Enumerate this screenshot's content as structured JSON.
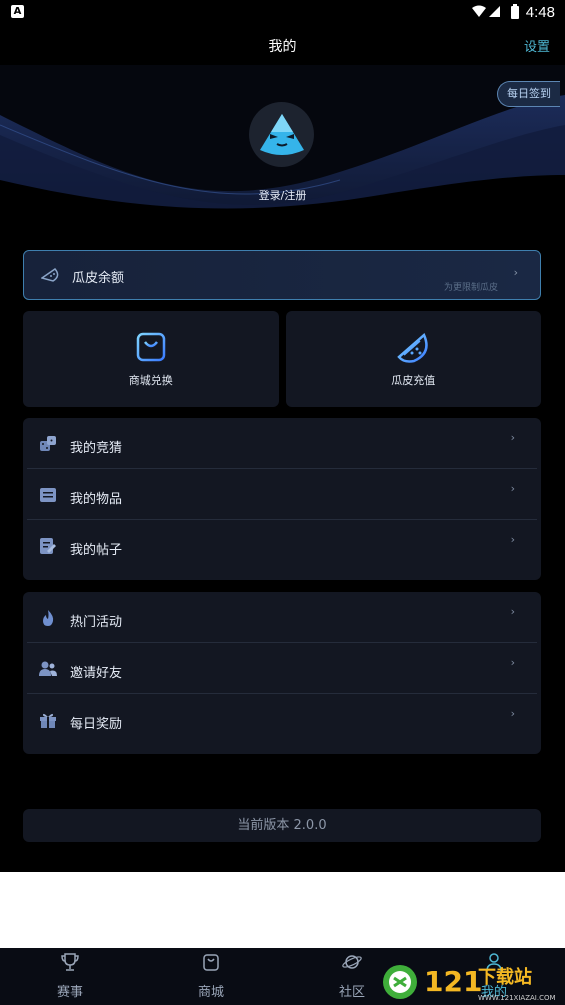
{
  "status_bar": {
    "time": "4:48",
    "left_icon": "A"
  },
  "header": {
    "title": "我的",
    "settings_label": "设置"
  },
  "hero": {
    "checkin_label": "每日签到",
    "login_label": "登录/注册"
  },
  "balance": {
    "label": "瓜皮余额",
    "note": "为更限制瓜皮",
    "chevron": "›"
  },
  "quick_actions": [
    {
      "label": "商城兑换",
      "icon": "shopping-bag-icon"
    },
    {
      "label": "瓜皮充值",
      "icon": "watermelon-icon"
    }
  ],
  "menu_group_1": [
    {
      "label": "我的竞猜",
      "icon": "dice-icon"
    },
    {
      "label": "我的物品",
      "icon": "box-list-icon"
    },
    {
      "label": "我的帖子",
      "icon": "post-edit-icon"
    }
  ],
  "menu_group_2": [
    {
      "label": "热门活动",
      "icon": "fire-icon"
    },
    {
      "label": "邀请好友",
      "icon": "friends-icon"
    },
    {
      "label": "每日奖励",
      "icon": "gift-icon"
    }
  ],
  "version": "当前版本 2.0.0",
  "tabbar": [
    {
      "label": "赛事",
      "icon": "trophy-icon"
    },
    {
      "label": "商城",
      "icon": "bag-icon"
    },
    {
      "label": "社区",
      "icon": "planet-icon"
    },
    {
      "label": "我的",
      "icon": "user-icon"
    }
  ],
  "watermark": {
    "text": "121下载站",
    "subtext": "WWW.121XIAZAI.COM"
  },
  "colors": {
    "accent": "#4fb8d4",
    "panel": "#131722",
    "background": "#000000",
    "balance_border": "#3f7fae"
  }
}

▶ _To do_
Write out the entries above verbatim; the pictures do not belong in your copy.

▶ _Output for this task_
Enumerate this screenshot's content as structured JSON.
{
  "status_bar": {
    "time": "4:48",
    "left_icon": "A"
  },
  "header": {
    "title": "我的",
    "settings_label": "设置"
  },
  "hero": {
    "checkin_label": "每日签到",
    "login_label": "登录/注册"
  },
  "balance": {
    "label": "瓜皮余额",
    "note": "为更限制瓜皮",
    "chevron": "›"
  },
  "quick_actions": [
    {
      "label": "商城兑换",
      "icon": "shopping-bag-icon"
    },
    {
      "label": "瓜皮充值",
      "icon": "watermelon-icon"
    }
  ],
  "menu_group_1": [
    {
      "label": "我的竞猜",
      "icon": "dice-icon"
    },
    {
      "label": "我的物品",
      "icon": "box-list-icon"
    },
    {
      "label": "我的帖子",
      "icon": "post-edit-icon"
    }
  ],
  "menu_group_2": [
    {
      "label": "热门活动",
      "icon": "fire-icon"
    },
    {
      "label": "邀请好友",
      "icon": "friends-icon"
    },
    {
      "label": "每日奖励",
      "icon": "gift-icon"
    }
  ],
  "version": "当前版本 2.0.0",
  "tabbar": [
    {
      "label": "赛事",
      "icon": "trophy-icon"
    },
    {
      "label": "商城",
      "icon": "bag-icon"
    },
    {
      "label": "社区",
      "icon": "planet-icon"
    },
    {
      "label": "我的",
      "icon": "user-icon"
    }
  ],
  "watermark": {
    "text": "121下载站",
    "subtext": "WWW.121XIAZAI.COM"
  },
  "colors": {
    "accent": "#4fb8d4",
    "panel": "#131722",
    "background": "#000000",
    "balance_border": "#3f7fae"
  }
}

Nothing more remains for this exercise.